-- Start --

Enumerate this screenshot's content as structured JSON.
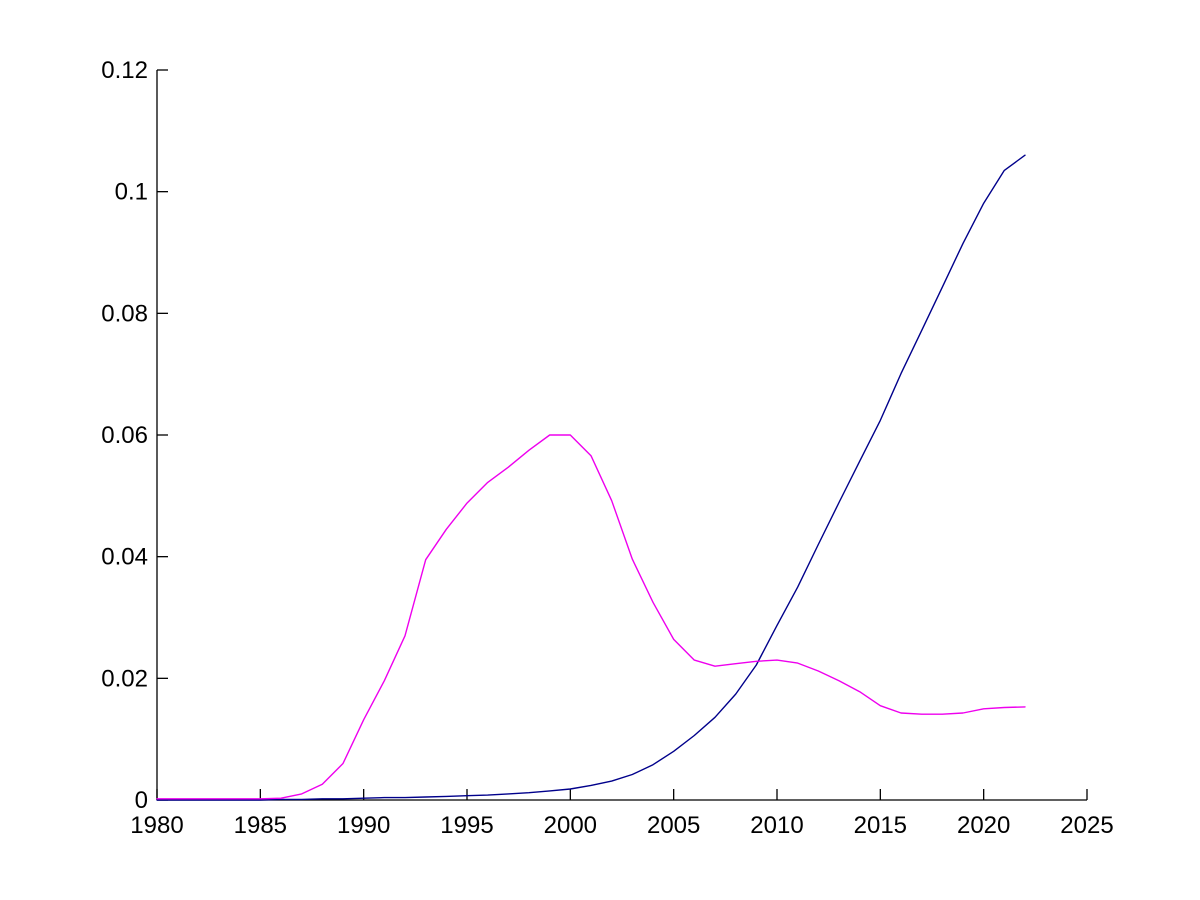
{
  "figure": {
    "background": "#ffffff",
    "axis_color": "#000000",
    "title": ""
  },
  "chart_data": {
    "type": "line",
    "title": "",
    "xlabel": "",
    "ylabel": "",
    "grid": false,
    "legend": false,
    "xlim": [
      1980,
      2025
    ],
    "ylim": [
      0,
      0.12
    ],
    "x_ticks": [
      1980,
      1985,
      1990,
      1995,
      2000,
      2005,
      2010,
      2015,
      2020,
      2025
    ],
    "x_tick_labels": [
      "1980",
      "1985",
      "1990",
      "1995",
      "2000",
      "2005",
      "2010",
      "2015",
      "2020",
      "2025"
    ],
    "y_ticks": [
      0,
      0.02,
      0.04,
      0.06,
      0.08,
      0.1,
      0.12
    ],
    "y_tick_labels": [
      "0",
      "0.02",
      "0.04",
      "0.06",
      "0.08",
      "0.1",
      "0.12"
    ],
    "x": [
      1980,
      1981,
      1982,
      1983,
      1984,
      1985,
      1986,
      1987,
      1988,
      1989,
      1990,
      1991,
      1992,
      1993,
      1994,
      1995,
      1996,
      1997,
      1998,
      1999,
      2000,
      2001,
      2002,
      2003,
      2004,
      2005,
      2006,
      2007,
      2008,
      2009,
      2010,
      2011,
      2012,
      2013,
      2014,
      2015,
      2016,
      2017,
      2018,
      2019,
      2020,
      2021,
      2022
    ],
    "series": [
      {
        "name": "blue",
        "color": "#00008B",
        "values": [
          0.0,
          0.0,
          0.0,
          0.0,
          0.0,
          0.0,
          0.0001,
          0.0001,
          0.0002,
          0.0002,
          0.0003,
          0.0004,
          0.0004,
          0.0005,
          0.0006,
          0.0007,
          0.0008,
          0.001,
          0.0012,
          0.0015,
          0.0018,
          0.0024,
          0.0031,
          0.0042,
          0.0058,
          0.008,
          0.0106,
          0.0136,
          0.0174,
          0.0222,
          0.0287,
          0.035,
          0.042,
          0.0489,
          0.0557,
          0.0624,
          0.0701,
          0.0772,
          0.0843,
          0.0915,
          0.0981,
          0.1035,
          0.106
        ]
      },
      {
        "name": "magenta",
        "color": "#EE00EE",
        "values": [
          0.0002,
          0.0002,
          0.0002,
          0.0002,
          0.0002,
          0.0002,
          0.0003,
          0.001,
          0.0026,
          0.006,
          0.0132,
          0.0196,
          0.027,
          0.0395,
          0.0445,
          0.0488,
          0.0522,
          0.0547,
          0.0575,
          0.06,
          0.06,
          0.0566,
          0.0492,
          0.0396,
          0.0325,
          0.0264,
          0.023,
          0.022,
          0.0224,
          0.0228,
          0.023,
          0.0225,
          0.0212,
          0.0196,
          0.0178,
          0.0155,
          0.0143,
          0.0141,
          0.0141,
          0.0143,
          0.015,
          0.0152,
          0.0153
        ]
      }
    ]
  }
}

-- End --

Problem details:
Please set down each line of the data above exactly as written, without the pictures.

Response to the exercise:
Enumerate this screenshot's content as structured JSON.
{
  "figure": {
    "background": "#ffffff",
    "axis_color": "#000000",
    "title": ""
  },
  "chart_data": {
    "type": "line",
    "title": "",
    "xlabel": "",
    "ylabel": "",
    "grid": false,
    "legend": false,
    "xlim": [
      1980,
      2025
    ],
    "ylim": [
      0,
      0.12
    ],
    "x_ticks": [
      1980,
      1985,
      1990,
      1995,
      2000,
      2005,
      2010,
      2015,
      2020,
      2025
    ],
    "x_tick_labels": [
      "1980",
      "1985",
      "1990",
      "1995",
      "2000",
      "2005",
      "2010",
      "2015",
      "2020",
      "2025"
    ],
    "y_ticks": [
      0,
      0.02,
      0.04,
      0.06,
      0.08,
      0.1,
      0.12
    ],
    "y_tick_labels": [
      "0",
      "0.02",
      "0.04",
      "0.06",
      "0.08",
      "0.1",
      "0.12"
    ],
    "x": [
      1980,
      1981,
      1982,
      1983,
      1984,
      1985,
      1986,
      1987,
      1988,
      1989,
      1990,
      1991,
      1992,
      1993,
      1994,
      1995,
      1996,
      1997,
      1998,
      1999,
      2000,
      2001,
      2002,
      2003,
      2004,
      2005,
      2006,
      2007,
      2008,
      2009,
      2010,
      2011,
      2012,
      2013,
      2014,
      2015,
      2016,
      2017,
      2018,
      2019,
      2020,
      2021,
      2022
    ],
    "series": [
      {
        "name": "blue",
        "color": "#00008B",
        "values": [
          0.0,
          0.0,
          0.0,
          0.0,
          0.0,
          0.0,
          0.0001,
          0.0001,
          0.0002,
          0.0002,
          0.0003,
          0.0004,
          0.0004,
          0.0005,
          0.0006,
          0.0007,
          0.0008,
          0.001,
          0.0012,
          0.0015,
          0.0018,
          0.0024,
          0.0031,
          0.0042,
          0.0058,
          0.008,
          0.0106,
          0.0136,
          0.0174,
          0.0222,
          0.0287,
          0.035,
          0.042,
          0.0489,
          0.0557,
          0.0624,
          0.0701,
          0.0772,
          0.0843,
          0.0915,
          0.0981,
          0.1035,
          0.106
        ]
      },
      {
        "name": "magenta",
        "color": "#EE00EE",
        "values": [
          0.0002,
          0.0002,
          0.0002,
          0.0002,
          0.0002,
          0.0002,
          0.0003,
          0.001,
          0.0026,
          0.006,
          0.0132,
          0.0196,
          0.027,
          0.0395,
          0.0445,
          0.0488,
          0.0522,
          0.0547,
          0.0575,
          0.06,
          0.06,
          0.0566,
          0.0492,
          0.0396,
          0.0325,
          0.0264,
          0.023,
          0.022,
          0.0224,
          0.0228,
          0.023,
          0.0225,
          0.0212,
          0.0196,
          0.0178,
          0.0155,
          0.0143,
          0.0141,
          0.0141,
          0.0143,
          0.015,
          0.0152,
          0.0153
        ]
      }
    ]
  }
}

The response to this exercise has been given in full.